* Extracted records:
— start —

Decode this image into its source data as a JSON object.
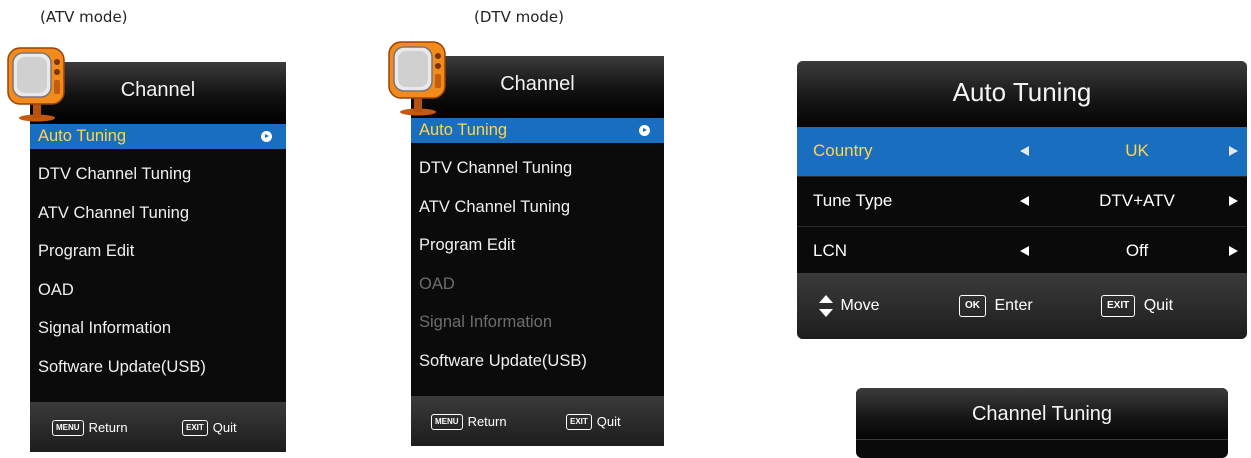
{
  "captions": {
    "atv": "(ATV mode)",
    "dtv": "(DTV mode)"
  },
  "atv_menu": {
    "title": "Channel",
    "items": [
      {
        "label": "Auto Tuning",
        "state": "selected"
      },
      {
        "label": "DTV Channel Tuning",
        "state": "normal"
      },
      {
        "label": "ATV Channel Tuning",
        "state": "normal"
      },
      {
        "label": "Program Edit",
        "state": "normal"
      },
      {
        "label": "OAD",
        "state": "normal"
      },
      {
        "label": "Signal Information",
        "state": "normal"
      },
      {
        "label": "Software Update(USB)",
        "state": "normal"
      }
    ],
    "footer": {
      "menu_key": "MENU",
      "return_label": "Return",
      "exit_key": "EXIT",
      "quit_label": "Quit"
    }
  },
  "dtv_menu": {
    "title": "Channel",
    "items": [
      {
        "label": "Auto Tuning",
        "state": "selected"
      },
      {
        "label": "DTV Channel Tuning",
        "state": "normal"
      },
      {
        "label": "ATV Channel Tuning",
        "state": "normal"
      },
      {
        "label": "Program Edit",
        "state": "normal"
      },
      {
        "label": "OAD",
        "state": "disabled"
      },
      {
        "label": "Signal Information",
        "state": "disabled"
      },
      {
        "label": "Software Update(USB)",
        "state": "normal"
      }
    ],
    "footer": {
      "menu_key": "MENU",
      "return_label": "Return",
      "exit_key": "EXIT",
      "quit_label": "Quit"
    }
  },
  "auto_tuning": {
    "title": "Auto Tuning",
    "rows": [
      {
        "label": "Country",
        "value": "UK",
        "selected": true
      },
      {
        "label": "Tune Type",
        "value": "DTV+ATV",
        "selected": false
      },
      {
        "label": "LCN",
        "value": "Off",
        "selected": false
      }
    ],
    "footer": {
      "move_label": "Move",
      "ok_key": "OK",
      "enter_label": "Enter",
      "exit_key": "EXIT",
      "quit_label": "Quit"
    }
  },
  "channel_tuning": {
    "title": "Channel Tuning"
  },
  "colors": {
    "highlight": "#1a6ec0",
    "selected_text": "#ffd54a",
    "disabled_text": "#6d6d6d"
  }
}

— end —

* WHAT NEEDS TO BE DONE:
Write the listing above out again exactly, dropping each image.

* ANSWER FOR THE TASK:
Decode this image into its source data as a JSON object.
{
  "captions": {
    "atv": "(ATV mode)",
    "dtv": "(DTV mode)"
  },
  "atv_menu": {
    "title": "Channel",
    "items": [
      {
        "label": "Auto Tuning",
        "state": "selected"
      },
      {
        "label": "DTV Channel Tuning",
        "state": "normal"
      },
      {
        "label": "ATV Channel Tuning",
        "state": "normal"
      },
      {
        "label": "Program Edit",
        "state": "normal"
      },
      {
        "label": "OAD",
        "state": "normal"
      },
      {
        "label": "Signal Information",
        "state": "normal"
      },
      {
        "label": "Software Update(USB)",
        "state": "normal"
      }
    ],
    "footer": {
      "menu_key": "MENU",
      "return_label": "Return",
      "exit_key": "EXIT",
      "quit_label": "Quit"
    }
  },
  "dtv_menu": {
    "title": "Channel",
    "items": [
      {
        "label": "Auto Tuning",
        "state": "selected"
      },
      {
        "label": "DTV Channel Tuning",
        "state": "normal"
      },
      {
        "label": "ATV Channel Tuning",
        "state": "normal"
      },
      {
        "label": "Program Edit",
        "state": "normal"
      },
      {
        "label": "OAD",
        "state": "disabled"
      },
      {
        "label": "Signal Information",
        "state": "disabled"
      },
      {
        "label": "Software Update(USB)",
        "state": "normal"
      }
    ],
    "footer": {
      "menu_key": "MENU",
      "return_label": "Return",
      "exit_key": "EXIT",
      "quit_label": "Quit"
    }
  },
  "auto_tuning": {
    "title": "Auto Tuning",
    "rows": [
      {
        "label": "Country",
        "value": "UK",
        "selected": true
      },
      {
        "label": "Tune Type",
        "value": "DTV+ATV",
        "selected": false
      },
      {
        "label": "LCN",
        "value": "Off",
        "selected": false
      }
    ],
    "footer": {
      "move_label": "Move",
      "ok_key": "OK",
      "enter_label": "Enter",
      "exit_key": "EXIT",
      "quit_label": "Quit"
    }
  },
  "channel_tuning": {
    "title": "Channel Tuning"
  },
  "colors": {
    "highlight": "#1a6ec0",
    "selected_text": "#ffd54a",
    "disabled_text": "#6d6d6d"
  }
}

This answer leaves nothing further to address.